» Fragmento seleccionado:
Ana Villellas, investigadora de la Escola de Cultura de Pau de la UAB
(Foto: Wojciech Zmudzinski) (Sloviansk, Ucrania)
La situación generada por el despliegue masivo de tropas y armamento por parte de Rusia junto a la frontera de Ucrania supone una amenaza grave para millones de personas, con escenarios de riesgo de diversa intensidad y alcance y dilemas en torno a cómo abordar una crisis de esta envergadura. Desde una aproximación de seguridad humana urge poner en el centro de los debates las vidas de las personas y la necesidad de minimizar el riesgo de una escalada mayor.
La presentación por Rusia de un listado de demandas en diciembre en forma de tratados dirigidos a EEUU y a la OTAN en diciembre para que estos los firmen supone, en el contexto de amenaza de invasión, una política de coerción militarista sumamente grave. En estos documentos Rusia plantea una reformulación total de la arquitectura de seguridad en el continente. Algunos análisis han señalado la posición de fondo de Rusia de avanzar hacia otro orden internacional, que revierta el surgido del fin de la Guerra Fría construido sobre la hegemonía de EEUU y la OTAN. En ese empeño, Ucrania y el esquema de seguridad continental son convertidos en campo de batalla. El pulso de Rusia impone un cronograma exprés a cuestiones de tanto calado (y que afectan a tantas poblaciones) como el entramado de seguridad continental, y pasa por alto principios básicos del sistema internacional como la soberanía de los Estados para decidir su orientación política (y materializarla en medidas y políticas concretas).

» Tareas a realizar:
#1 Responda brevemente, a partir del texto sobre la crisis entre Rusia y Ucrania, a las siguientes preguntas:
(a) ¿Qué ha desplegado Rusia de forma masiva junto a la frontera de Ucrania?
(b) ¿A quiénes van dirigidos los tratados que presentó Rusia en diciembre?
(c) ¿Qué principio básico del sistema internacional pasa por alto el pulso de Rusia?
#2 Reproduzca fielmente el pasaje del texto sobre la crisis entre Rusia y Ucrania que va desde "La situación generada" hasta "una escalada mayor.", ambos incluidos.

» Extractos de datos:

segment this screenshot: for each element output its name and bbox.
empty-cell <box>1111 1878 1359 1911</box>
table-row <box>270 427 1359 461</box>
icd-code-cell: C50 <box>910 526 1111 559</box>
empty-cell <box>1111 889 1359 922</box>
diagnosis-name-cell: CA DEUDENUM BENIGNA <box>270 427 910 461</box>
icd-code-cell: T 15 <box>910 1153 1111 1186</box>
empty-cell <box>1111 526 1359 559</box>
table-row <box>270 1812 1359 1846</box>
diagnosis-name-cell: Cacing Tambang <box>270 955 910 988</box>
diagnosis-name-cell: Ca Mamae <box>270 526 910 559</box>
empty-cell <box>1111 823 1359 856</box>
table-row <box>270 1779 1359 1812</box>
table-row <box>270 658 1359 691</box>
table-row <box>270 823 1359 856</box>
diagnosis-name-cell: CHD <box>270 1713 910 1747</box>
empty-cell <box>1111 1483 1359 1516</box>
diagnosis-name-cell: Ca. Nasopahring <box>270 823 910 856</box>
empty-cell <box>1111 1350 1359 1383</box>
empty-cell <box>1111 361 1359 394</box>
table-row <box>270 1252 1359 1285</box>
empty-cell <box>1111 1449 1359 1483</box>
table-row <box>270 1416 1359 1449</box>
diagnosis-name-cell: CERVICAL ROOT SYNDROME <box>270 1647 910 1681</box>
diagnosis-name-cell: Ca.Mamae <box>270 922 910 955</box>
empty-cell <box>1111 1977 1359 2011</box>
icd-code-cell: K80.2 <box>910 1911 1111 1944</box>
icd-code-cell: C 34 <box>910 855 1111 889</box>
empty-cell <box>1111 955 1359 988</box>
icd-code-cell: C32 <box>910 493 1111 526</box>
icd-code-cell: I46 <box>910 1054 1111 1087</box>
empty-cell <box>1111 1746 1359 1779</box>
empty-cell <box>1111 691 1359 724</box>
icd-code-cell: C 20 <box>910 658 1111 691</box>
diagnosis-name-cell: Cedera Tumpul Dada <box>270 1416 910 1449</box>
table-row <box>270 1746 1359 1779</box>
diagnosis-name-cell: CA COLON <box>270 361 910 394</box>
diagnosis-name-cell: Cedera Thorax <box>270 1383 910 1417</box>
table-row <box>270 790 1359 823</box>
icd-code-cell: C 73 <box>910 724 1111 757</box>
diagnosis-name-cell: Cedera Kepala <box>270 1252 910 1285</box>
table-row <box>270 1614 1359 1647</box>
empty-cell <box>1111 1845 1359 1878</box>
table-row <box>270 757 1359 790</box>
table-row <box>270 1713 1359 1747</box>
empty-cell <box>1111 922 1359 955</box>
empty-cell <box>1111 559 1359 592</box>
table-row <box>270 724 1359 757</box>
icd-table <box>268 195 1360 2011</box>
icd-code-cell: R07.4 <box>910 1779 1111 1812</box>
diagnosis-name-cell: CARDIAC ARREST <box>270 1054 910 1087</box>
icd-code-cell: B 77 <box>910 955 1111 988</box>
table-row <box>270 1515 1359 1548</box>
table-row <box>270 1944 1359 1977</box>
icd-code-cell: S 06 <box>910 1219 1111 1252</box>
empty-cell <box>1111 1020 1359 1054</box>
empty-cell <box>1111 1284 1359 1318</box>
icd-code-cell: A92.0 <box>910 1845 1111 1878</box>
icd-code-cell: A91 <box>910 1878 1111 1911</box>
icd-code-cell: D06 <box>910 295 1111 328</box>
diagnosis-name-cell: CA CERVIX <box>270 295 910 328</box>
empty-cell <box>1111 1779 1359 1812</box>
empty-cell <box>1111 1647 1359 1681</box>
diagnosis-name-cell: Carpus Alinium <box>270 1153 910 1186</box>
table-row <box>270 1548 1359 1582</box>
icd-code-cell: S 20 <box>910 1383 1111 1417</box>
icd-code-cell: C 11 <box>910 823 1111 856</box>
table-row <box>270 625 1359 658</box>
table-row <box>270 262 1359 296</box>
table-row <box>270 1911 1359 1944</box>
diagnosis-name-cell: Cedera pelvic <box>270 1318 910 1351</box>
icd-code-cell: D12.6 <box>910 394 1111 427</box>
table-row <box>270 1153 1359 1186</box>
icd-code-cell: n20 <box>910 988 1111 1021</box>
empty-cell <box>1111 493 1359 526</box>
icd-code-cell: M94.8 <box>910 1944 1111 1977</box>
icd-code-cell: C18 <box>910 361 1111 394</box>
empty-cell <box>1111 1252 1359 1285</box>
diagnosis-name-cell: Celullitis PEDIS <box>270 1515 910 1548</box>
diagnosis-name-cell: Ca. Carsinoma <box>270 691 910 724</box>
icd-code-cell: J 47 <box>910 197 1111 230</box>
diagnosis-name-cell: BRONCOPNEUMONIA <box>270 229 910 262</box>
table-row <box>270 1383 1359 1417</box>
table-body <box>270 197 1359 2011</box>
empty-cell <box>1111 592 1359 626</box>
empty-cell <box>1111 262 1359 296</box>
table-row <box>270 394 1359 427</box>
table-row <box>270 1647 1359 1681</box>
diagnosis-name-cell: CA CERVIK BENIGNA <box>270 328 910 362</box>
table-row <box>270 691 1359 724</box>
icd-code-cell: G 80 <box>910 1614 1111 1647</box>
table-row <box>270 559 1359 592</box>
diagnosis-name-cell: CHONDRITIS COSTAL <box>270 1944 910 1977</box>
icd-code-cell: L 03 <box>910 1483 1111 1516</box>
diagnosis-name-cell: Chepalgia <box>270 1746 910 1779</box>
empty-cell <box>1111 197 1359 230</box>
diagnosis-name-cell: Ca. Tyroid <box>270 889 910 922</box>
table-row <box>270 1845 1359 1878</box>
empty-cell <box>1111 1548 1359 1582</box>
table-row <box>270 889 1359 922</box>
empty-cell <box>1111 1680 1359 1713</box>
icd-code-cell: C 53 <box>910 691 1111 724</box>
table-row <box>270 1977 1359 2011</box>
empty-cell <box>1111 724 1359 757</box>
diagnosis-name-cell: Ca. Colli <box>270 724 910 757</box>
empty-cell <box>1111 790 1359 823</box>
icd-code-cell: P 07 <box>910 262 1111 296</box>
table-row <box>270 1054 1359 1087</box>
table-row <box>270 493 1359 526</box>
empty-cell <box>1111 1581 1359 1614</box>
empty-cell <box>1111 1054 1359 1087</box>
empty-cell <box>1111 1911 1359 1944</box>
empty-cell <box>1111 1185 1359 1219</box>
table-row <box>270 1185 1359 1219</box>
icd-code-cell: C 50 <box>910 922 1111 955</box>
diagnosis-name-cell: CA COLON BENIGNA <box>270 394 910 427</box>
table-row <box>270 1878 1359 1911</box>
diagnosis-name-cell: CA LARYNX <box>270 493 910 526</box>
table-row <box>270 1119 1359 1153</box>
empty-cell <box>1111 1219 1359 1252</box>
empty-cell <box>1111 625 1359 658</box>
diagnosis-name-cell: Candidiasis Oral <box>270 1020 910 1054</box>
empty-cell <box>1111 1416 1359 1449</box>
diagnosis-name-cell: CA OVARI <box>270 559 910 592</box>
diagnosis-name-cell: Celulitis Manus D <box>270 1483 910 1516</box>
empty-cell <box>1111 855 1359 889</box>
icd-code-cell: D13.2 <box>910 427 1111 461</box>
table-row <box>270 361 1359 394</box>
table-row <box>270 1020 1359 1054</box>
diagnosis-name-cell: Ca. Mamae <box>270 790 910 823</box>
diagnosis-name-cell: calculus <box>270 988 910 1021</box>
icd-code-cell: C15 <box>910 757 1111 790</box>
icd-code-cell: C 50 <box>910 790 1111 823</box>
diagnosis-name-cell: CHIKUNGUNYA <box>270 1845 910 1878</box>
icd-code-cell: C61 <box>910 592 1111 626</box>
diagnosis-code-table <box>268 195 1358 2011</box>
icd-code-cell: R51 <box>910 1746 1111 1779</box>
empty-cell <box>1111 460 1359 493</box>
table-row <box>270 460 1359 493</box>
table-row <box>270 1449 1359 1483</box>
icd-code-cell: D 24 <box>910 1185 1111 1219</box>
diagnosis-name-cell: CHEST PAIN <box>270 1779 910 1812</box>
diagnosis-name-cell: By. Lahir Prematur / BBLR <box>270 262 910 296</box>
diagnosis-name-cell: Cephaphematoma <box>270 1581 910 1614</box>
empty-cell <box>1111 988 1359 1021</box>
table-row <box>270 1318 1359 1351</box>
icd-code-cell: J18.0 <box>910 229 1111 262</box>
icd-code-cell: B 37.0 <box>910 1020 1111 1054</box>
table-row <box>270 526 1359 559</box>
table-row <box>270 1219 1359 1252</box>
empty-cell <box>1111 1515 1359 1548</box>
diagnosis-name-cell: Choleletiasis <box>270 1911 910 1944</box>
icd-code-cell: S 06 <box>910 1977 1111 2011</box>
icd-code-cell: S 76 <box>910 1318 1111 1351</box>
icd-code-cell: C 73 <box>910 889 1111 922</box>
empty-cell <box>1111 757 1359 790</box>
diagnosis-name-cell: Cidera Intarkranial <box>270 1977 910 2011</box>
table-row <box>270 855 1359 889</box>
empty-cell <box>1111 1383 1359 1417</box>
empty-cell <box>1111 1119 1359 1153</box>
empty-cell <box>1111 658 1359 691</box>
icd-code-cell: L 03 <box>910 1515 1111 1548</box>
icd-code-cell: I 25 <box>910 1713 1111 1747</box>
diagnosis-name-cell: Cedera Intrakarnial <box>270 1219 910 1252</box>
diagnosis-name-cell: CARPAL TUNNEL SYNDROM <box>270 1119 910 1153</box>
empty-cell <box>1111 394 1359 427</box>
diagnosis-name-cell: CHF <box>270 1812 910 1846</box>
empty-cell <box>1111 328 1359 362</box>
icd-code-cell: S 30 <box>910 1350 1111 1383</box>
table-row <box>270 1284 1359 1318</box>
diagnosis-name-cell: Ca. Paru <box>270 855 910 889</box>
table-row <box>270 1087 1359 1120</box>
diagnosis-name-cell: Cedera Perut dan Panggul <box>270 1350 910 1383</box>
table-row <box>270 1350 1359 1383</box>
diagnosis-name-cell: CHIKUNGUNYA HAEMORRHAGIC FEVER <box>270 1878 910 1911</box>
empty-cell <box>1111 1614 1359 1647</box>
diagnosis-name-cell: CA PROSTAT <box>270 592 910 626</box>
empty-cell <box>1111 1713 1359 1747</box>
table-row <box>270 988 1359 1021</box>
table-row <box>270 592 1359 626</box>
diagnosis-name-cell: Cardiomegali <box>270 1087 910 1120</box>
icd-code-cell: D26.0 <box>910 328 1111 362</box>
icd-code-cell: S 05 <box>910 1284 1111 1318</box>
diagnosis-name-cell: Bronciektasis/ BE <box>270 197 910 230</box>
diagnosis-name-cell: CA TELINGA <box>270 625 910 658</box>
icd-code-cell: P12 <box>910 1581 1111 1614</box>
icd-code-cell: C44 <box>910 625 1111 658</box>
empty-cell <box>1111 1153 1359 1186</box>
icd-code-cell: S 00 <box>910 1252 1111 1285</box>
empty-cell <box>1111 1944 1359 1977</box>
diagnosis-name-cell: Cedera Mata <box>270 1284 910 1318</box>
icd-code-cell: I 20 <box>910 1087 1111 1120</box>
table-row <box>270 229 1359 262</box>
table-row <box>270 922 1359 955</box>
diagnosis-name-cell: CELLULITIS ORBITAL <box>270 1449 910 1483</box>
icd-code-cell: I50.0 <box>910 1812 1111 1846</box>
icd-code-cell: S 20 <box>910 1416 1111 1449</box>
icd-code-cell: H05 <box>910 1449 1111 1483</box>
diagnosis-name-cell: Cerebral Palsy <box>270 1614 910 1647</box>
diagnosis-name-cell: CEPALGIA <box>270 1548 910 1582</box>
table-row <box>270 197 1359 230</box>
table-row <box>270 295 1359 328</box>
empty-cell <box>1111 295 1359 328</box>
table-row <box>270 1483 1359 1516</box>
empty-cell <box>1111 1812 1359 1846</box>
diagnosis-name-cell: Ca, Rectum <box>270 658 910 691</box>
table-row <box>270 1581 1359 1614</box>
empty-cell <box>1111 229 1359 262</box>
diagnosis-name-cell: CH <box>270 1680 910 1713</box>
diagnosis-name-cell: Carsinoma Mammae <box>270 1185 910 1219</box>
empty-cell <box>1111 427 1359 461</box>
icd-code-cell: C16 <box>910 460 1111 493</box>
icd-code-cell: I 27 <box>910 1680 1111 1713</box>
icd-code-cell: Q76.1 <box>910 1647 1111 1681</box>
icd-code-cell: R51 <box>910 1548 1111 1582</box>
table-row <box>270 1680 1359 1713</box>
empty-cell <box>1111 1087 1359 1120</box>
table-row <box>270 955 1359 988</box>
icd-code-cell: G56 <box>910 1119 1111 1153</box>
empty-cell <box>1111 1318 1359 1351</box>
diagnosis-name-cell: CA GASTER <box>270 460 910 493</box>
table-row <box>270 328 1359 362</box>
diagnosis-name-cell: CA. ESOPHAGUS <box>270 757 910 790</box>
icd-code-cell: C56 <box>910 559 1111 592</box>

» Soluciones completas:
#1
(a) Tropas y armamento.
(b) A EEUU y a la OTAN.
(c) La soberanía de los Estados para decidir su orientación política y materializarla en medidas y políticas concretas.

#2
La situación generada por el despliegue masivo de tropas y armamento por parte de Rusia junto a la frontera de Ucrania supone una amenaza grave para millones de personas, con escenarios de riesgo de diversa intensidad y alcance y dilemas en torno a cómo abordar una crisis de esta envergadura. Desde una aproximación de seguridad humana urge poner en el centro de los debates las vidas de las personas y la necesidad de minimizar el riesgo de una escalada mayor.